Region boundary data
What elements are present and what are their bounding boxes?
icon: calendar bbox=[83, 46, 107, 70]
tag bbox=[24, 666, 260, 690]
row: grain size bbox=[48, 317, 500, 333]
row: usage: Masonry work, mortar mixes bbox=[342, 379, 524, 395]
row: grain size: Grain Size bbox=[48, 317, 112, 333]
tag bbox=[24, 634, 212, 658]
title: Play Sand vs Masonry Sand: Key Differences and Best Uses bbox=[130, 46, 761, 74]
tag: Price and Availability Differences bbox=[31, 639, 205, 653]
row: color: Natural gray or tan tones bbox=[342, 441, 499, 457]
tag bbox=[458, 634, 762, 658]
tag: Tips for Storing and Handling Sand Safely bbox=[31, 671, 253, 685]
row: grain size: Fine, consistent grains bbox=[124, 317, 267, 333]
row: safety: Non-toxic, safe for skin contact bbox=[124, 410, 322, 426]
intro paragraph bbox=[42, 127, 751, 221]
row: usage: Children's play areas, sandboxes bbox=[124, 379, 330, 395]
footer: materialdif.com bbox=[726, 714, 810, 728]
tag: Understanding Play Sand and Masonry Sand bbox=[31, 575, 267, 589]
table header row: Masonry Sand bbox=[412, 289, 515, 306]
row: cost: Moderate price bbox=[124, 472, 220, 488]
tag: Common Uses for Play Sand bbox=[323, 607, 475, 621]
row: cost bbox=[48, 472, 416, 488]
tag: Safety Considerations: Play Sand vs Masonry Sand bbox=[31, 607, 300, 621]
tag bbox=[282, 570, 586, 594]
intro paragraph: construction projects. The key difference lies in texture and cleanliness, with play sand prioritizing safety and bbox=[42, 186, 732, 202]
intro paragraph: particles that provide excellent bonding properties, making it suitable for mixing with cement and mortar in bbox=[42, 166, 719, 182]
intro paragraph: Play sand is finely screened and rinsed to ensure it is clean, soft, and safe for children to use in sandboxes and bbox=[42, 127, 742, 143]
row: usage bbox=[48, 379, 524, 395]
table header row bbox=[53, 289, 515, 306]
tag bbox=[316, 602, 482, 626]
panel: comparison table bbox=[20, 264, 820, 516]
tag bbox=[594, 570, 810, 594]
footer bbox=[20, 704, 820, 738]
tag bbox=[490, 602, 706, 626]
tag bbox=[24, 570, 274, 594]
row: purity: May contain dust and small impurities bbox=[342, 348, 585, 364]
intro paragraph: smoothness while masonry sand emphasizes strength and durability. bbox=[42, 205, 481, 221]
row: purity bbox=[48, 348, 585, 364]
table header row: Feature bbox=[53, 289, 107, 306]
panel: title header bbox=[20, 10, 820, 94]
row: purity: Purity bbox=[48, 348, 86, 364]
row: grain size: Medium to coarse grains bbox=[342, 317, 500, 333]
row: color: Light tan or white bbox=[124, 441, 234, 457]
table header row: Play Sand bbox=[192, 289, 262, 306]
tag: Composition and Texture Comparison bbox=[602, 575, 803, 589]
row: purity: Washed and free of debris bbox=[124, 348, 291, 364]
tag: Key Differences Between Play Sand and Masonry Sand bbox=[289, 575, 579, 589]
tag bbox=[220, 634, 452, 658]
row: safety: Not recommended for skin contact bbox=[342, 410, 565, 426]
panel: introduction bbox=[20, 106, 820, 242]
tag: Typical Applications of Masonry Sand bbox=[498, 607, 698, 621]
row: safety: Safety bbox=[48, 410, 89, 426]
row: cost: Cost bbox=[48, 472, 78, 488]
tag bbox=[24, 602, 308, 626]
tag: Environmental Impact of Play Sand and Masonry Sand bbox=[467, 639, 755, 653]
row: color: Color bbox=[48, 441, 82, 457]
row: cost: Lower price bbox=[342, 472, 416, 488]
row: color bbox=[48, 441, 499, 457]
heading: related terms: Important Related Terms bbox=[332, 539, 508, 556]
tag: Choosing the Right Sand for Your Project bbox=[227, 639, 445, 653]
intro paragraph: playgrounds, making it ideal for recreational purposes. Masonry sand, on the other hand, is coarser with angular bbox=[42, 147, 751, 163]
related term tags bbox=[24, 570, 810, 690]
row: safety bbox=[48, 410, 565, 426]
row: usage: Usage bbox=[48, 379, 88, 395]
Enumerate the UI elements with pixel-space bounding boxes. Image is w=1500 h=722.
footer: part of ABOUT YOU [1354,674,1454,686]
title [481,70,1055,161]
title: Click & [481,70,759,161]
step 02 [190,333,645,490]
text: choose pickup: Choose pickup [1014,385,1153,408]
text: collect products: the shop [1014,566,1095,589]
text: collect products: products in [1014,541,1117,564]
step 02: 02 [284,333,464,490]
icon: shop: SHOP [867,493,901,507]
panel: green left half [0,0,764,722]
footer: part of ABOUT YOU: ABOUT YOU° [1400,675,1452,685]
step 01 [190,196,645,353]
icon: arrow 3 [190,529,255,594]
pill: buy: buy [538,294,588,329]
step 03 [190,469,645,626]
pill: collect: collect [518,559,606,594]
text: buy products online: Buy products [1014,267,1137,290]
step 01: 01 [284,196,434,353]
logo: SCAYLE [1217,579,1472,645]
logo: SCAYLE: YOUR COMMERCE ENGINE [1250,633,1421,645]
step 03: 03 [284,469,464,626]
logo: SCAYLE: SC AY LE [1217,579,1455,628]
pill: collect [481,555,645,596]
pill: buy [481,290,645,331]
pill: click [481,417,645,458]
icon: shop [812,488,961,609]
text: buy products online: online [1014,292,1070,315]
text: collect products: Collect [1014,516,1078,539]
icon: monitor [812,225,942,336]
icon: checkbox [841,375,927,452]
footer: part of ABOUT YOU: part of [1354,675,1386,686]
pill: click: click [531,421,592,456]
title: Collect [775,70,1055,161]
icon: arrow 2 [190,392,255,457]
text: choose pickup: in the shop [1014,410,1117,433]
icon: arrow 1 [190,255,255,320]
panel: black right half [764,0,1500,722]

| Exercise task |
Arrange the lines of the listing above, from its first line through the line with "tag bbox=[24, 634, 212, 658]", as a numbered list, leaving out any blank lines.

| Exercise answer |
1. What elements are present and what are their bounding boxes?
2. icon: calendar bbox=[83, 46, 107, 70]
3. tag bbox=[24, 666, 260, 690]
4. row: grain size bbox=[48, 317, 500, 333]
5. row: usage: Masonry work, mortar mixes bbox=[342, 379, 524, 395]
6. row: grain size: Grain Size bbox=[48, 317, 112, 333]
7. tag bbox=[24, 634, 212, 658]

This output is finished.